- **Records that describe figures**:

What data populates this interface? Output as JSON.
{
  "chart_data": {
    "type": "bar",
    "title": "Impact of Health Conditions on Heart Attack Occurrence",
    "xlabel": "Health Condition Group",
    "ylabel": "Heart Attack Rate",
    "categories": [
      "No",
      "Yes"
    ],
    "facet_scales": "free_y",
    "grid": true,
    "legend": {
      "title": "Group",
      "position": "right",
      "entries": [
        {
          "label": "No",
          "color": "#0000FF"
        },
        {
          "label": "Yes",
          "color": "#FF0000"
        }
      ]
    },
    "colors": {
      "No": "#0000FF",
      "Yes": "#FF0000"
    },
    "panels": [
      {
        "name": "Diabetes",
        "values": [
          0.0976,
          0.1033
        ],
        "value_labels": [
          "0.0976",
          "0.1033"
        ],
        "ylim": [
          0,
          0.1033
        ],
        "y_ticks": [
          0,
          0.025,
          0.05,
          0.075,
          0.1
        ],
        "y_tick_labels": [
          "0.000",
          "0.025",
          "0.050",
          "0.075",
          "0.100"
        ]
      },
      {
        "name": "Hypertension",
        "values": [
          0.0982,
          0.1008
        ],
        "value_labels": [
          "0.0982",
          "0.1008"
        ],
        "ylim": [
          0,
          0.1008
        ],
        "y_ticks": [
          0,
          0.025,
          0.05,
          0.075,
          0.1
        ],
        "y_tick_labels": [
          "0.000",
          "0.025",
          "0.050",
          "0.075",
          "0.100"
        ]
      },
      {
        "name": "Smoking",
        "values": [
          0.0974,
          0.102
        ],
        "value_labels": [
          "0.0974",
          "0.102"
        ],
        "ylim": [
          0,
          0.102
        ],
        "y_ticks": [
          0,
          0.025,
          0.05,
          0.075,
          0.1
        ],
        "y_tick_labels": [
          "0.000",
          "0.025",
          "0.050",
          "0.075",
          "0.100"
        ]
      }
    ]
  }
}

- **TASK REQUIREMENTS**: Count the lines that hold the string "Health", and reply with that number alone.

- **OUTPUT OF THE TASK**: 2